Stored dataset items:
※
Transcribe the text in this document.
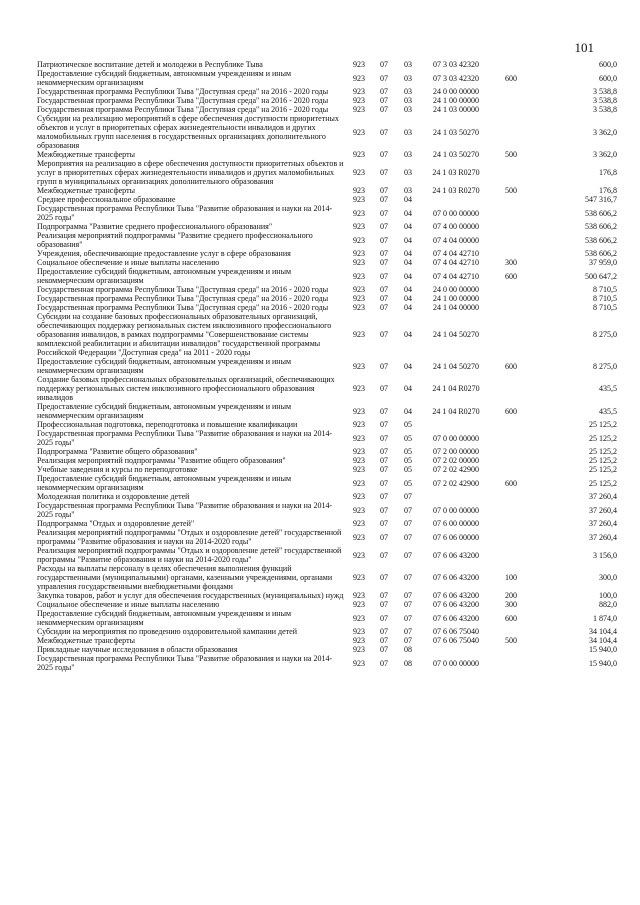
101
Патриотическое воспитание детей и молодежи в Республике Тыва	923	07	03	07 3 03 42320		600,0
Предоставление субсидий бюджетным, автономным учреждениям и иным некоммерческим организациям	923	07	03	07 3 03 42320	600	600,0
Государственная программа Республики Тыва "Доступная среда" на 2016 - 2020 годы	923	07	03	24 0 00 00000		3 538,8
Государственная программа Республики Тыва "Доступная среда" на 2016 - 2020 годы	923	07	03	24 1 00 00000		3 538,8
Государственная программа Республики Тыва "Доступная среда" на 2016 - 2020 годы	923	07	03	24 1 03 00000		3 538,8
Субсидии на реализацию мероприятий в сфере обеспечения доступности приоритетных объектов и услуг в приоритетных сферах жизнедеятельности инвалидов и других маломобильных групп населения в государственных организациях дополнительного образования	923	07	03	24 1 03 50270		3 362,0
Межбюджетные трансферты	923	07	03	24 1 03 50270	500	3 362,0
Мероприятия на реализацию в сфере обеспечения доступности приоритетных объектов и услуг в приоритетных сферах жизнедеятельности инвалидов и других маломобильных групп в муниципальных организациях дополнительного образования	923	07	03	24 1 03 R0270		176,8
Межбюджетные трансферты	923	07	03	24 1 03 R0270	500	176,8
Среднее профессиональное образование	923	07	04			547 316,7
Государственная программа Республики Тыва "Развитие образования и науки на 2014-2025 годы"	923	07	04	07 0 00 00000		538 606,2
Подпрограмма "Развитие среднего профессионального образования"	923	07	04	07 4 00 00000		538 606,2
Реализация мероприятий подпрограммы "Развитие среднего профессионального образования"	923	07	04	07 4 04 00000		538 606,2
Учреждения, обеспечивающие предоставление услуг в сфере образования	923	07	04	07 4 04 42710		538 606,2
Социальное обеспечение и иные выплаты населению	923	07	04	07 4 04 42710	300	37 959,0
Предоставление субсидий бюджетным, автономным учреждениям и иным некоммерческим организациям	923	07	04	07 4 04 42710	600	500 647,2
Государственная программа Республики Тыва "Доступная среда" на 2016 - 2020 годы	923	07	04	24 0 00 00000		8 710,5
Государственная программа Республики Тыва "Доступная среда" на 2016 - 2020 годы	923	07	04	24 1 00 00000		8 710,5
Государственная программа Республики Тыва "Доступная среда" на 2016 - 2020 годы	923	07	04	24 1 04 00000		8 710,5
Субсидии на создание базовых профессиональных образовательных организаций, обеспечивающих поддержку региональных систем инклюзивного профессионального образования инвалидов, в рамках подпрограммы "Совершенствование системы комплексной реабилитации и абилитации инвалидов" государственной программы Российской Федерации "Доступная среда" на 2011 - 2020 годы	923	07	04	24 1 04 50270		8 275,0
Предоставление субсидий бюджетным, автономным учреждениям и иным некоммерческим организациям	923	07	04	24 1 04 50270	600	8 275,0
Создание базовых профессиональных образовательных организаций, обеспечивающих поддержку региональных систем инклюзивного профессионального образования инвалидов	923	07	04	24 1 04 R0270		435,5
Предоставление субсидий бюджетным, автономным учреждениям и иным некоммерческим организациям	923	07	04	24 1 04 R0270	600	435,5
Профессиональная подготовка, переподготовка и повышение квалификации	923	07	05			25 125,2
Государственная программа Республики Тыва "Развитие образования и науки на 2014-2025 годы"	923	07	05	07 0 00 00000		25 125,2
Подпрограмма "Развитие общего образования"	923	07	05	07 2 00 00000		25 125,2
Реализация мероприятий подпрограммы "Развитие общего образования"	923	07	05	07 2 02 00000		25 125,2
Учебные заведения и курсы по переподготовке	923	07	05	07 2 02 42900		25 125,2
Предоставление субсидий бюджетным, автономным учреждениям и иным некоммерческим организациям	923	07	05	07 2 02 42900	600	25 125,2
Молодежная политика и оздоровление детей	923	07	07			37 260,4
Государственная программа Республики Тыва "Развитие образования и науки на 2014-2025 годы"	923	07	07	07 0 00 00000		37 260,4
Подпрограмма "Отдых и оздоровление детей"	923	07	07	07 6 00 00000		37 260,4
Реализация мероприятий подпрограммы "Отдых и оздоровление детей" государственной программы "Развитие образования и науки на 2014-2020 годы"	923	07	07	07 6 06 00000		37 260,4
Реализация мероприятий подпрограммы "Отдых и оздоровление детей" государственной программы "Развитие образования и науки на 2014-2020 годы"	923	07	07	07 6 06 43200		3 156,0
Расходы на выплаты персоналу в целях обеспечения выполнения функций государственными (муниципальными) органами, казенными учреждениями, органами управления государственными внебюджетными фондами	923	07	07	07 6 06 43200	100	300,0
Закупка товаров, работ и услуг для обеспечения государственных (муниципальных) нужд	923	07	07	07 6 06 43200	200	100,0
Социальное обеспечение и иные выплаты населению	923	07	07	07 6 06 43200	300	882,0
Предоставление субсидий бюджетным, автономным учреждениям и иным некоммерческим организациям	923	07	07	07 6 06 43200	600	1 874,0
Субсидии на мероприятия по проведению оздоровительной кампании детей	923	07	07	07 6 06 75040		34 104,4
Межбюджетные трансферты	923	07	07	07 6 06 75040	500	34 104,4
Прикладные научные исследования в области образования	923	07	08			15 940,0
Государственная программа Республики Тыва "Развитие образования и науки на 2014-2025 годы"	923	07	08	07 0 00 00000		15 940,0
※
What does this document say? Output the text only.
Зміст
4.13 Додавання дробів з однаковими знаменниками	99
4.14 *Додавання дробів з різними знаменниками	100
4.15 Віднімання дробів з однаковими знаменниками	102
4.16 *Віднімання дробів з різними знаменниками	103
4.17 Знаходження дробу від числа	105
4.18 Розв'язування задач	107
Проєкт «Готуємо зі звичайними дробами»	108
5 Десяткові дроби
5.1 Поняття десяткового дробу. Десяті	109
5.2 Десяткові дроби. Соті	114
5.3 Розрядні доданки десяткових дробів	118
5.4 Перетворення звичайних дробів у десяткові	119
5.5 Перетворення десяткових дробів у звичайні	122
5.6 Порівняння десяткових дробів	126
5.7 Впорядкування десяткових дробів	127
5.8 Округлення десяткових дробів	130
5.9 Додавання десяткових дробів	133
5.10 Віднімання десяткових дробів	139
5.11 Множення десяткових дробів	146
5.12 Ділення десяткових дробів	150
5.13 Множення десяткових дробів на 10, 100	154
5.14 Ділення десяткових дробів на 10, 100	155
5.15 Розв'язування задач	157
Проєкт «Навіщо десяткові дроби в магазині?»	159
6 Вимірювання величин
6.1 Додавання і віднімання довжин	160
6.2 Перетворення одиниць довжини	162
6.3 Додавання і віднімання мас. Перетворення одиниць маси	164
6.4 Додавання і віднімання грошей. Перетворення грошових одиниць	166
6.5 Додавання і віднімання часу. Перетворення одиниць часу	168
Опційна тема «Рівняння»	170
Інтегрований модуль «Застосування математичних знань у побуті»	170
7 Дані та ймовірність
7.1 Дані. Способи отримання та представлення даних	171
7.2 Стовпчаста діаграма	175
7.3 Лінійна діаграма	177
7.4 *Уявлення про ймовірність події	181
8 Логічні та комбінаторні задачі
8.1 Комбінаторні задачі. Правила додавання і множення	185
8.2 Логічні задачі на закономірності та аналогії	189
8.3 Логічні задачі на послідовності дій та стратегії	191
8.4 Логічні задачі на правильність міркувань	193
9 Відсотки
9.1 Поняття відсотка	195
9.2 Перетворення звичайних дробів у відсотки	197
※
_WHAT YOU HAVE TO DO_. Scan the material line by line and report each one that contains "одиниць".

_SOLVED EXERCISE_.
6.2 Перетворення одиниць довжини	162
6.3 Додавання і віднімання мас. Перетворення одиниць маси	164
6.4 Додавання і віднімання грошей. Перетворення грошових одиниць	166
6.5 Додавання і віднімання часу. Перетворення одиниць часу	168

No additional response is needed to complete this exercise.